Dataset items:
....................
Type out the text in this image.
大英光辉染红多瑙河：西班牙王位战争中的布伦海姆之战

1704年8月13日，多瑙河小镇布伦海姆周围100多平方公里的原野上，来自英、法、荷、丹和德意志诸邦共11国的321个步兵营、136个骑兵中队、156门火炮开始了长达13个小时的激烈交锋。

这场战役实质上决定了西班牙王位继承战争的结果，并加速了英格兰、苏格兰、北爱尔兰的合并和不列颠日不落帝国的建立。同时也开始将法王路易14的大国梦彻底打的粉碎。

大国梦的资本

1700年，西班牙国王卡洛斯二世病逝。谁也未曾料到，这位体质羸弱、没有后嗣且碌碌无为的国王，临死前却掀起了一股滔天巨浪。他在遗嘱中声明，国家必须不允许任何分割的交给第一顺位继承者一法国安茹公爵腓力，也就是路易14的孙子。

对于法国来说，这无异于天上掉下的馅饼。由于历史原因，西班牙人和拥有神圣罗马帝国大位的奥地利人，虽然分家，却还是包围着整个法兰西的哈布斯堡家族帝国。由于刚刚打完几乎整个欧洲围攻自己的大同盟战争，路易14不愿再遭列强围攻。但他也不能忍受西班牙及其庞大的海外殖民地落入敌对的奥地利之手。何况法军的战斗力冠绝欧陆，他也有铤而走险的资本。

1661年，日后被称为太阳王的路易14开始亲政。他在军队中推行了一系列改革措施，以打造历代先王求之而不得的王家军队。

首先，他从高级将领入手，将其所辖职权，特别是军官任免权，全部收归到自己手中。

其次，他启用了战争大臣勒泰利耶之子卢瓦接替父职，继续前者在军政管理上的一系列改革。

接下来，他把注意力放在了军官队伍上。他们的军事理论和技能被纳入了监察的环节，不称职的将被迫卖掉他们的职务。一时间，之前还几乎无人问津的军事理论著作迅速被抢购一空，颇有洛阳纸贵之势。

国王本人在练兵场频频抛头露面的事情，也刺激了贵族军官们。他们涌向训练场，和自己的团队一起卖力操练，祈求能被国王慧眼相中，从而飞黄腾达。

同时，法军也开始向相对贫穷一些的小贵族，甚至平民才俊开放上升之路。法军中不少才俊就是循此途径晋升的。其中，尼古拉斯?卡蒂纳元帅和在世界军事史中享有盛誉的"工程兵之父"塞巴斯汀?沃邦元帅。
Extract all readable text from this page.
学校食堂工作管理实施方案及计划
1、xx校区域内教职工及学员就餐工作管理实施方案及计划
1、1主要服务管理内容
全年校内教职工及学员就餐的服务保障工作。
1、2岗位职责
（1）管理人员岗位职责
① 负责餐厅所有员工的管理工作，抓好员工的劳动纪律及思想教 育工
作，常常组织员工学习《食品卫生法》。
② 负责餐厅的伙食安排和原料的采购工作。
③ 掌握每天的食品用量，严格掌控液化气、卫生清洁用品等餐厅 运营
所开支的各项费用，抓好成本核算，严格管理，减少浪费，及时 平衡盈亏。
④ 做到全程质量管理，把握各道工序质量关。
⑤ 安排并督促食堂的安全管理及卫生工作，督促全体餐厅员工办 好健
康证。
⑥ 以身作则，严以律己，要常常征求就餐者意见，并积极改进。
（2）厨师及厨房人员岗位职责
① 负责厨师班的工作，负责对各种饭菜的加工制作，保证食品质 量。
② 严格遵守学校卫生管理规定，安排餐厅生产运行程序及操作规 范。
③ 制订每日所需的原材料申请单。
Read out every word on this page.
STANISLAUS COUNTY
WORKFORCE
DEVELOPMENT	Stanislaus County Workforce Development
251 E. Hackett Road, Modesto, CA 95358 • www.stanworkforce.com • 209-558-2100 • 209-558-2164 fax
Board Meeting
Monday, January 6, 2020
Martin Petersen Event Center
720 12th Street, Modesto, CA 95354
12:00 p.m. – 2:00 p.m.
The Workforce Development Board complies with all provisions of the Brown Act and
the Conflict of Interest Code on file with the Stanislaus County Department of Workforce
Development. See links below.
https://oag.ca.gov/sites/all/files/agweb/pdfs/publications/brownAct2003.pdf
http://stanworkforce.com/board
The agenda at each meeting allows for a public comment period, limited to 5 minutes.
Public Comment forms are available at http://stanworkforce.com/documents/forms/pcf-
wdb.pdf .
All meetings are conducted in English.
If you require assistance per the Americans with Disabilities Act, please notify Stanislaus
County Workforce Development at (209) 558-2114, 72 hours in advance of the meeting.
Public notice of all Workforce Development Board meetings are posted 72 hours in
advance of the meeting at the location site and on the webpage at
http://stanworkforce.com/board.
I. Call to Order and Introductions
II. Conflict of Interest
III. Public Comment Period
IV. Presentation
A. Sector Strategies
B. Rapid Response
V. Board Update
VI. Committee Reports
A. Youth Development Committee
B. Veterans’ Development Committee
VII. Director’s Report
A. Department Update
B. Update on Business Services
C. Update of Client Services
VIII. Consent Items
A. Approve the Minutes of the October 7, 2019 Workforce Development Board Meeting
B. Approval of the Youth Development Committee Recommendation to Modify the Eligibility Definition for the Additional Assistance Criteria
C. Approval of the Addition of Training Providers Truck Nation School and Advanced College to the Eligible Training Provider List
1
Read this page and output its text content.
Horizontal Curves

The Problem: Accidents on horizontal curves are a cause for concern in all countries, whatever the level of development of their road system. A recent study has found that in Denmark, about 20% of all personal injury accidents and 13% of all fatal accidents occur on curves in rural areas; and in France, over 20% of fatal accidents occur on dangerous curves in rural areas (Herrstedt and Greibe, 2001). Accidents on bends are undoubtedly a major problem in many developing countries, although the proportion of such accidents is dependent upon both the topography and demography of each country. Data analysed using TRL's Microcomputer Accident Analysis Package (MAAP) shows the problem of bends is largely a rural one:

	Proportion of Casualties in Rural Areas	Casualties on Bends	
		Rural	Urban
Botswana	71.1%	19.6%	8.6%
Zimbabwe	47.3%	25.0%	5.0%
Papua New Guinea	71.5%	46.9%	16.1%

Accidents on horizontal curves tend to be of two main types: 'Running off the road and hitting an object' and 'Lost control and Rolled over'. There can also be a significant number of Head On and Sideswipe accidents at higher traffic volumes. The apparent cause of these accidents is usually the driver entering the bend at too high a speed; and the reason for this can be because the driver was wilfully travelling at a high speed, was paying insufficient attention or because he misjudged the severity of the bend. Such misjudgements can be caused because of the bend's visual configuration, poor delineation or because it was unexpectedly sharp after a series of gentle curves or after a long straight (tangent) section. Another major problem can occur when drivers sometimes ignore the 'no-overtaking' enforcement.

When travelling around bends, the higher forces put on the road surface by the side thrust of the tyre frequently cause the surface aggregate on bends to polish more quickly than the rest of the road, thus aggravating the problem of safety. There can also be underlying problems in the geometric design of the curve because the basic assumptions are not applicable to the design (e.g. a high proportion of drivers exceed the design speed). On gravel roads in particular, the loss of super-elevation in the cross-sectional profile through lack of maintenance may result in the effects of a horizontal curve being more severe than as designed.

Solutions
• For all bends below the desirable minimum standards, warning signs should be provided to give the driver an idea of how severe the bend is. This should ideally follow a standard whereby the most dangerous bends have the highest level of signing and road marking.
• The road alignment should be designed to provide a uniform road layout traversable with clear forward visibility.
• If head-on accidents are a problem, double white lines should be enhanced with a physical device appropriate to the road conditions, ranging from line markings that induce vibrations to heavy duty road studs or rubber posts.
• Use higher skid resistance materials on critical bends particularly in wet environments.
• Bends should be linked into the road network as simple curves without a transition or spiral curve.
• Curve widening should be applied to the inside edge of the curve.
....................
* WHAT TO DO:
Using the records above, find and show each line with the string "stanworkforce".

* IN RESPONSE:
251 E. Hackett Road, Modesto, CA 95358 • www.stanworkforce.com • 209-558-2100 • 209-558-2164 fax
http://stanworkforce.com/board
Public Comment forms are available at http://stanworkforce.com/documents/forms/pcf-
http://stanworkforce.com/board.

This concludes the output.